GIVEN EXERCISE
Find the lines holding "Název" and copy them.

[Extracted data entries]

-- start --

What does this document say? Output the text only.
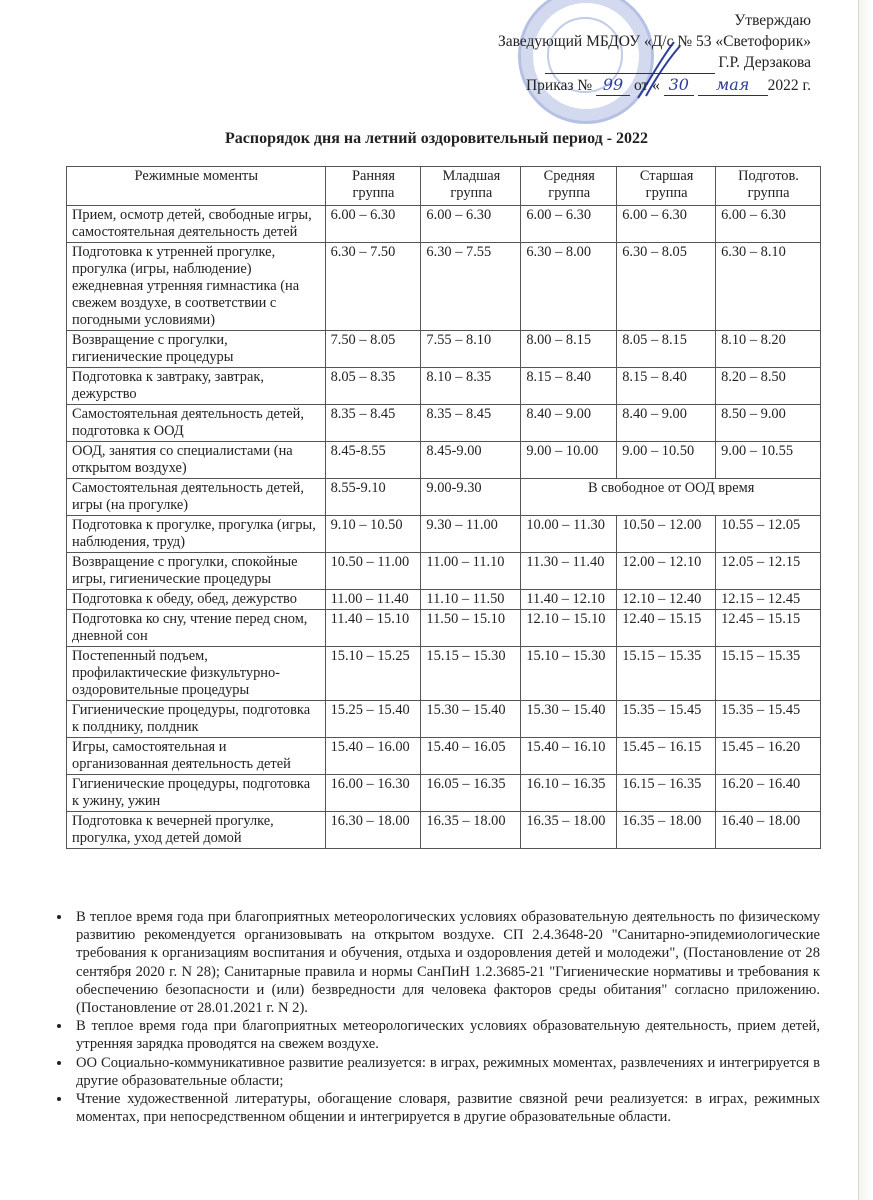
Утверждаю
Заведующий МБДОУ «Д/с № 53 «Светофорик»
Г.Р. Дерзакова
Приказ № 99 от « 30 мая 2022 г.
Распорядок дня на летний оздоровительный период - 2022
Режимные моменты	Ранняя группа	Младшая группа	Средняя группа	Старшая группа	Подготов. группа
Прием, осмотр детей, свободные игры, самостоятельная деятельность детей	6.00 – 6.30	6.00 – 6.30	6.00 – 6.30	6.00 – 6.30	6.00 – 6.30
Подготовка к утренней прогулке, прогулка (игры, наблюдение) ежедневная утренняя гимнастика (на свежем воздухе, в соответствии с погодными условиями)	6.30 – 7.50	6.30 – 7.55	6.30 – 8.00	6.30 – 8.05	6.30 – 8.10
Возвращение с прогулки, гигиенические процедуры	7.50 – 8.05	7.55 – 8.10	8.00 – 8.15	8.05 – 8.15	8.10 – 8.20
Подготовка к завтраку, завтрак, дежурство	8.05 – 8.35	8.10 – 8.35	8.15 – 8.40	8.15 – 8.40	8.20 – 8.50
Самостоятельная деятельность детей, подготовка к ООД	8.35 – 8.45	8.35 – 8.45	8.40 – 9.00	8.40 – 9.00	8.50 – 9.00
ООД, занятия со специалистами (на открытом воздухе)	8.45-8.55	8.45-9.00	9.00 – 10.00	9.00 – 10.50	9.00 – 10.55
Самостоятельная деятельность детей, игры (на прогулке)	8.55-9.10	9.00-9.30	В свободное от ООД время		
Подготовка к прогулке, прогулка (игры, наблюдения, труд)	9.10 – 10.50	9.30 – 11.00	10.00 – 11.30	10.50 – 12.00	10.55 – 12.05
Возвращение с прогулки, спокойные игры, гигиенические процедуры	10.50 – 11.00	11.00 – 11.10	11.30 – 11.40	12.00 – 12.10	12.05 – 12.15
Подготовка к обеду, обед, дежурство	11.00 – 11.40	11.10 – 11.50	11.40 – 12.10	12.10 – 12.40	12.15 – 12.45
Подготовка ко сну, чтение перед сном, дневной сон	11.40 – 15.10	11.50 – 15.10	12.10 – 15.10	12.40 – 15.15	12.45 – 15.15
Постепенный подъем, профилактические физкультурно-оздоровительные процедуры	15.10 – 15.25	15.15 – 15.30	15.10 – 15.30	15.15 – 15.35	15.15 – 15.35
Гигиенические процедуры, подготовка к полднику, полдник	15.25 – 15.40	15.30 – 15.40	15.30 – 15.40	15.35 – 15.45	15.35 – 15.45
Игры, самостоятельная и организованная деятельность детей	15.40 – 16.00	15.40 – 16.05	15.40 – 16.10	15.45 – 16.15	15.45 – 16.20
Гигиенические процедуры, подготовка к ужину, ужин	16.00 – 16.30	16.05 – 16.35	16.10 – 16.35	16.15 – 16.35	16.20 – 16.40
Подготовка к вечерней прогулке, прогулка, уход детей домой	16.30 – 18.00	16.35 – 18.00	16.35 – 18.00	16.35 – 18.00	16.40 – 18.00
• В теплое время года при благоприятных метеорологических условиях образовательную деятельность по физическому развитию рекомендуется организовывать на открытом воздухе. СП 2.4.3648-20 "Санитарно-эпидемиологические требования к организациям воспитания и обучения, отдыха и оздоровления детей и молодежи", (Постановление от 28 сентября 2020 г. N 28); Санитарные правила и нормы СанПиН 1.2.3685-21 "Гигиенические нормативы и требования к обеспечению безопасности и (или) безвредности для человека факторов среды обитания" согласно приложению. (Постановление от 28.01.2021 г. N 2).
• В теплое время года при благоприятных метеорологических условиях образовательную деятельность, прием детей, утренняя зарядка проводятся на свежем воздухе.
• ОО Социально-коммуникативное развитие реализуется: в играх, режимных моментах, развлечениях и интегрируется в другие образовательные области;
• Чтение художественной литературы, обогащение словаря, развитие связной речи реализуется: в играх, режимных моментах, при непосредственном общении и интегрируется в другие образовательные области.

-- end --
-- start --

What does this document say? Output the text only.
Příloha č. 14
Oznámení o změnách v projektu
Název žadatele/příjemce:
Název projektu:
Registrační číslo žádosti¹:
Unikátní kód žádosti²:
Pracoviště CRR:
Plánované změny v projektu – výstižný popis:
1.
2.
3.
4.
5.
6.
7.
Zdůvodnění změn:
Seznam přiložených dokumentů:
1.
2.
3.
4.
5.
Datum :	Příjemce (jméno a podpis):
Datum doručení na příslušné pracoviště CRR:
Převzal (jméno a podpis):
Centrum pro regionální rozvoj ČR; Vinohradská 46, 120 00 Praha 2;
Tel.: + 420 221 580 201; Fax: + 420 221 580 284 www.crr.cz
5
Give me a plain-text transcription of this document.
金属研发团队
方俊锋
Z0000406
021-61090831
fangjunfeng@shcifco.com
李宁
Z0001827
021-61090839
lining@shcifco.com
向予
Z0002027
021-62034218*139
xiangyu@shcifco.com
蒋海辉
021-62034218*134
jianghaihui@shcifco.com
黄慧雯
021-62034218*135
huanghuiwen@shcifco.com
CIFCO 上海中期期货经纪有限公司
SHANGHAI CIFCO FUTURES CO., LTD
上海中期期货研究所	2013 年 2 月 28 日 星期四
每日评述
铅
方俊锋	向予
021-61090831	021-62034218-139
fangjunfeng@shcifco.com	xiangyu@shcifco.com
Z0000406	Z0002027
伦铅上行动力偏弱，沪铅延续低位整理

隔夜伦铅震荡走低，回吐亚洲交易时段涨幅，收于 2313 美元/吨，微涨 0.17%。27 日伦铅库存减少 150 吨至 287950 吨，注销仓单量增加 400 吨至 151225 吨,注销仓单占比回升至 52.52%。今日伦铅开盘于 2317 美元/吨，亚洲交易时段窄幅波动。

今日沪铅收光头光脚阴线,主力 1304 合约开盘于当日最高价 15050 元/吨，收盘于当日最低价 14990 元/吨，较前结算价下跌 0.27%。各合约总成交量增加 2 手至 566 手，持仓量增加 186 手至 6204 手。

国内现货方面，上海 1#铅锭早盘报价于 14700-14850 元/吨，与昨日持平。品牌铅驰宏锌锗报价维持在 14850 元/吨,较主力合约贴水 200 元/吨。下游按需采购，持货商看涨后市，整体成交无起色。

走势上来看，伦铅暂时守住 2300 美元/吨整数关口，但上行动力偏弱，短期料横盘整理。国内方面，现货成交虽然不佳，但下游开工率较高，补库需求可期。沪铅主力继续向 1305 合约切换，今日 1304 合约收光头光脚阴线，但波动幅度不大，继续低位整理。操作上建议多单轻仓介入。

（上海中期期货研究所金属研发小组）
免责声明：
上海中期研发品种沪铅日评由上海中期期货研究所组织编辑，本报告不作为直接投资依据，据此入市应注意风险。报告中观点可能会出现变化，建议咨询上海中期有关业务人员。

-- end --

COMPLETED EXERCISE
Název žadatele/příjemce:
Název projektu:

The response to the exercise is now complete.